Record extracts |
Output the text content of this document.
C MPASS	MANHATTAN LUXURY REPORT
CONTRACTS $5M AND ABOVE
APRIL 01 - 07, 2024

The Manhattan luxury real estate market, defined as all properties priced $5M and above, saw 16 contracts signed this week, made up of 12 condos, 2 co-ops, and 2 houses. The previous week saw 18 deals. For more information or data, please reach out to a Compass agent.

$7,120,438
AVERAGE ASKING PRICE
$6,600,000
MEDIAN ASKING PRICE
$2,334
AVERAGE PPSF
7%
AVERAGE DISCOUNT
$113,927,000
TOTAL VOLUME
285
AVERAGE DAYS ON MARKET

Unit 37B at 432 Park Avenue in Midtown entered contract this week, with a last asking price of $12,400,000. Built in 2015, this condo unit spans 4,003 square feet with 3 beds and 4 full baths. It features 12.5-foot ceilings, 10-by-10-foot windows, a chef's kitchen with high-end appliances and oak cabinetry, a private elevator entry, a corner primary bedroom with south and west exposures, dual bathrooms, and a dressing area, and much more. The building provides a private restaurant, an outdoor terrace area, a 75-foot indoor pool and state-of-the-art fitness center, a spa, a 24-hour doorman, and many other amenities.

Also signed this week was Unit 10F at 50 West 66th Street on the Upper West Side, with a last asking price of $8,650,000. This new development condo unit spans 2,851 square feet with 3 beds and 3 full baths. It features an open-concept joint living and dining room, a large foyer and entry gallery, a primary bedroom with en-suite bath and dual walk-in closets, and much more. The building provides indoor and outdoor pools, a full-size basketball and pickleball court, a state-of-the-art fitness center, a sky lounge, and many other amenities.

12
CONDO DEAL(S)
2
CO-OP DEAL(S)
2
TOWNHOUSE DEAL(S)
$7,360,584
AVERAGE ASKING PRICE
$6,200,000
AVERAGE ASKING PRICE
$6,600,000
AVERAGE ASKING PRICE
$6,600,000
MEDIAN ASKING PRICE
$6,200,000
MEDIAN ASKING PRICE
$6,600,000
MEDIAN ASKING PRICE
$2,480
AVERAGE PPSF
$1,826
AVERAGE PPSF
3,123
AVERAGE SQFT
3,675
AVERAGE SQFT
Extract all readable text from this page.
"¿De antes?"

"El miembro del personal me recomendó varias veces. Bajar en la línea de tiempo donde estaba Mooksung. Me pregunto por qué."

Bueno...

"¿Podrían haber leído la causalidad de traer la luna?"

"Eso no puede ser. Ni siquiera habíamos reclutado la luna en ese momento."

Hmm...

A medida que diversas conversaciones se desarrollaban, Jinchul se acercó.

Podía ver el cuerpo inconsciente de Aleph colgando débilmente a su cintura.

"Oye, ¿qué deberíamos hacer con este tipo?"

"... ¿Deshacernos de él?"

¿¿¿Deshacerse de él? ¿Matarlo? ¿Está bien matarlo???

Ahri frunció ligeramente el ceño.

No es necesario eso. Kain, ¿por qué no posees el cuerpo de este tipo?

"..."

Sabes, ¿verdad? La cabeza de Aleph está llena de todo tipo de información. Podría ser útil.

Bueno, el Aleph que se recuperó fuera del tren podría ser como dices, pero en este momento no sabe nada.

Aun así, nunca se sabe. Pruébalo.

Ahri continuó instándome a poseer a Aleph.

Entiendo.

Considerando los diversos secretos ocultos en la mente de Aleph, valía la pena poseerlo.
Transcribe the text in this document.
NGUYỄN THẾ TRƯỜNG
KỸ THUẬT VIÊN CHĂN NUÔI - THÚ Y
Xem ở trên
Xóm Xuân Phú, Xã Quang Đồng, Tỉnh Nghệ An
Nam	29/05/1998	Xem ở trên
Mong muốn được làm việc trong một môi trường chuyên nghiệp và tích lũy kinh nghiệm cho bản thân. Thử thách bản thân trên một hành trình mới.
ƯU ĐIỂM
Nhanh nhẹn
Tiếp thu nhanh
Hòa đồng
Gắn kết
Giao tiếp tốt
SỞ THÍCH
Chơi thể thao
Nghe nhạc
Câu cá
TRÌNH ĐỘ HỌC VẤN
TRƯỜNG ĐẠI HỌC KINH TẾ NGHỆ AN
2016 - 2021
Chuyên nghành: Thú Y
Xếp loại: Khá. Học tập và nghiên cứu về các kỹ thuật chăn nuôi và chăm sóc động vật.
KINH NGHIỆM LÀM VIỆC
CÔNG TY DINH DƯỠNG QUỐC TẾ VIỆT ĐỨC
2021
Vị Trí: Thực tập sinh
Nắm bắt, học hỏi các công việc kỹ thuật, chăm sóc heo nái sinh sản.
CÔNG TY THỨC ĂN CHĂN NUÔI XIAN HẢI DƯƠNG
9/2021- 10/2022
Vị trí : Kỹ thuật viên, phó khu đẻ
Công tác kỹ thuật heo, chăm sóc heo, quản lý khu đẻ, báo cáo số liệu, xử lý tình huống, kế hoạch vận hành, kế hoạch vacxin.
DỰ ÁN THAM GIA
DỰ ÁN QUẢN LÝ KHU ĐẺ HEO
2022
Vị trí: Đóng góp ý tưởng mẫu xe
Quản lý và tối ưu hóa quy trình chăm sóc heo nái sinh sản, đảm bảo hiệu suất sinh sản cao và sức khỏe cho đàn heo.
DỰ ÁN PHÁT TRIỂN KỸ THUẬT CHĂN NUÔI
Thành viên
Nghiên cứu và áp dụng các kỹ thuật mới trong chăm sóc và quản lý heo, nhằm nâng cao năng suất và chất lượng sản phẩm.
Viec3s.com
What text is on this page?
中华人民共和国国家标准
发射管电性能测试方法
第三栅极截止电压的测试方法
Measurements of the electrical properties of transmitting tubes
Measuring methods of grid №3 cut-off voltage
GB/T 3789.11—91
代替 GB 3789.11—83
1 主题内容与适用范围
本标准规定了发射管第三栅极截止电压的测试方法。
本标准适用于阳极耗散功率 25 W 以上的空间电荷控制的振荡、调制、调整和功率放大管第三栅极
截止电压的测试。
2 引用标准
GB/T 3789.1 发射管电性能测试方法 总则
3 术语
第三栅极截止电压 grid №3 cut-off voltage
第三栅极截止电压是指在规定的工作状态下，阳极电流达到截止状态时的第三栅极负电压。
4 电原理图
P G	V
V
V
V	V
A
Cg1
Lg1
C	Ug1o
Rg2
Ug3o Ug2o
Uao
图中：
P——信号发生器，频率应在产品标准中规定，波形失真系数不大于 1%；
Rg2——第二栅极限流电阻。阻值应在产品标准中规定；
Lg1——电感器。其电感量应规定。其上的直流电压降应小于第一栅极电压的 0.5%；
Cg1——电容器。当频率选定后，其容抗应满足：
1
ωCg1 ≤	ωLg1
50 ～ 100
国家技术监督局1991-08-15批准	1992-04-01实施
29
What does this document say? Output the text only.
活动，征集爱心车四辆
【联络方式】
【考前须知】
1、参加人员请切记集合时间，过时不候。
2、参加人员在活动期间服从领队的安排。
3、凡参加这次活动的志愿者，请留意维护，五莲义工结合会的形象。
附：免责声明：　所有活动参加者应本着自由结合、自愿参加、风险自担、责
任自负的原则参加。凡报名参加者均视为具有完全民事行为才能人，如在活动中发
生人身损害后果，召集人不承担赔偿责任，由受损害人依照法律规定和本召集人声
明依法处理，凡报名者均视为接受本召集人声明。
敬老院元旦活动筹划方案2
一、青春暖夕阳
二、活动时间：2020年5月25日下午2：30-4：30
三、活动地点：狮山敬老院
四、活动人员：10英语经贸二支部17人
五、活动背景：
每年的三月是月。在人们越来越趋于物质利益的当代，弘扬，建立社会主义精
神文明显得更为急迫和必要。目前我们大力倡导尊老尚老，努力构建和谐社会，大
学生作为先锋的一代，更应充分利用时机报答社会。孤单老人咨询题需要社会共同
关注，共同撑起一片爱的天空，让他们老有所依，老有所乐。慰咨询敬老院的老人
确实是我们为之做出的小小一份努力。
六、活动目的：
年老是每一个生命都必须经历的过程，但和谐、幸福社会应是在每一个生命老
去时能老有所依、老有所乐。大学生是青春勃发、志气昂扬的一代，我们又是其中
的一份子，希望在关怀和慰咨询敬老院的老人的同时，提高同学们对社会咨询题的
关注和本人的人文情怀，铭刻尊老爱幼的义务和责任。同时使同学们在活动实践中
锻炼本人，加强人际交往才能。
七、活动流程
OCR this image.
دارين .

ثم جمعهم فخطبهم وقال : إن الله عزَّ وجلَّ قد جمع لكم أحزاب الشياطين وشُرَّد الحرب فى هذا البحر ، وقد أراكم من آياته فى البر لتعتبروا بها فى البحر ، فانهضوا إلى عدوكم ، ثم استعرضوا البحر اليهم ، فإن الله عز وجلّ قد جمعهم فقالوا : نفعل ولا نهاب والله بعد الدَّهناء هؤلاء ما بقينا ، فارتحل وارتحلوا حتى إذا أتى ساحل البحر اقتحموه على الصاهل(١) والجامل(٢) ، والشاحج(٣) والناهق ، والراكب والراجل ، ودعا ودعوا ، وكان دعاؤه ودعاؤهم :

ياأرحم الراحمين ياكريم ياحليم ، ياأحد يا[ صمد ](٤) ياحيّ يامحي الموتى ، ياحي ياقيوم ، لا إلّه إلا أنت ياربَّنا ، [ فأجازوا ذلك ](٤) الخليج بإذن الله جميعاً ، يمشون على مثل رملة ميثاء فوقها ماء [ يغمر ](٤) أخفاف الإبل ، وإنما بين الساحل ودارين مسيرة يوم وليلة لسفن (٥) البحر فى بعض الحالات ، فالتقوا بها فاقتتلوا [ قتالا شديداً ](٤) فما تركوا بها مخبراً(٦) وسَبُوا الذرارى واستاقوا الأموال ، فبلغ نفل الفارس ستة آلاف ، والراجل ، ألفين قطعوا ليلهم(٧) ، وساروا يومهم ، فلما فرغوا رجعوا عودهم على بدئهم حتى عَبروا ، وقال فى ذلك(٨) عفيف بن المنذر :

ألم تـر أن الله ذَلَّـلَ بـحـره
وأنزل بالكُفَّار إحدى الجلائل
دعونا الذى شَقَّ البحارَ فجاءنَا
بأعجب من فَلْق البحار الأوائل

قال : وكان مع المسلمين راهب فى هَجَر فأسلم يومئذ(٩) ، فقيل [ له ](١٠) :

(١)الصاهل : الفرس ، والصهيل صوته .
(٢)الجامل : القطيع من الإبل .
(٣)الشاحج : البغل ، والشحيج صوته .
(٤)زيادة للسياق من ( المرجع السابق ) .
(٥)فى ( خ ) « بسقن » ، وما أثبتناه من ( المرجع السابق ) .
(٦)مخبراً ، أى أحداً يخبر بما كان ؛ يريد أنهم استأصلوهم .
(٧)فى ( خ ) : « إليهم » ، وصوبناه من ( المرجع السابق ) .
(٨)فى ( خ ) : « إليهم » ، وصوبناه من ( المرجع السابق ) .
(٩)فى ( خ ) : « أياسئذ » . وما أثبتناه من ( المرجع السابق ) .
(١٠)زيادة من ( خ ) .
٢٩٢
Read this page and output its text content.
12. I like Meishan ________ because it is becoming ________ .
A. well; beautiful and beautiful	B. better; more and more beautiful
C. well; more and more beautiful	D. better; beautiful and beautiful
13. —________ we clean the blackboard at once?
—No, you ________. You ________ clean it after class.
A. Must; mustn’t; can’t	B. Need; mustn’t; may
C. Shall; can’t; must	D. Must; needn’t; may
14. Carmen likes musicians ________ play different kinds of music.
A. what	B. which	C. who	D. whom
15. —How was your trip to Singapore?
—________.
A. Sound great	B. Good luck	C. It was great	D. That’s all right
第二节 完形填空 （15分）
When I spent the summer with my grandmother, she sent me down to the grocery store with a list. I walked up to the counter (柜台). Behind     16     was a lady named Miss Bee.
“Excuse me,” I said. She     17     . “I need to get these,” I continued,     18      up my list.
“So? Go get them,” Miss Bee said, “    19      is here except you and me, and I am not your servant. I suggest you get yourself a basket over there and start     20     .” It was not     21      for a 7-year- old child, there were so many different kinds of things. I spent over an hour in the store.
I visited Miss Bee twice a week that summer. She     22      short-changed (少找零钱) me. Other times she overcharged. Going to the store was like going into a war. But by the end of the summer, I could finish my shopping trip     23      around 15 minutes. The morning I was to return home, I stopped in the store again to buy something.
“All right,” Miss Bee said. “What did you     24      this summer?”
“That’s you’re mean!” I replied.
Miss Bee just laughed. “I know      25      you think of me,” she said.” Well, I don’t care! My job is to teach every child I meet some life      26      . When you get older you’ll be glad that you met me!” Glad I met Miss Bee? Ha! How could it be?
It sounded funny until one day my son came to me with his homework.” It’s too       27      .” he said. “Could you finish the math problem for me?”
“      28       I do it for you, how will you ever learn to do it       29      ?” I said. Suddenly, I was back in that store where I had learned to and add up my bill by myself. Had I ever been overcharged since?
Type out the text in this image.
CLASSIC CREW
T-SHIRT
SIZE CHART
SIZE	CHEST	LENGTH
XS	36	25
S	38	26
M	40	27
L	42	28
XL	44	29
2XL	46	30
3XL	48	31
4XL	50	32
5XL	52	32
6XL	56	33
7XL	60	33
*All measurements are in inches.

What you have to do |
Count the lines that hold the string "beds" and state that number alone.

Solution |
2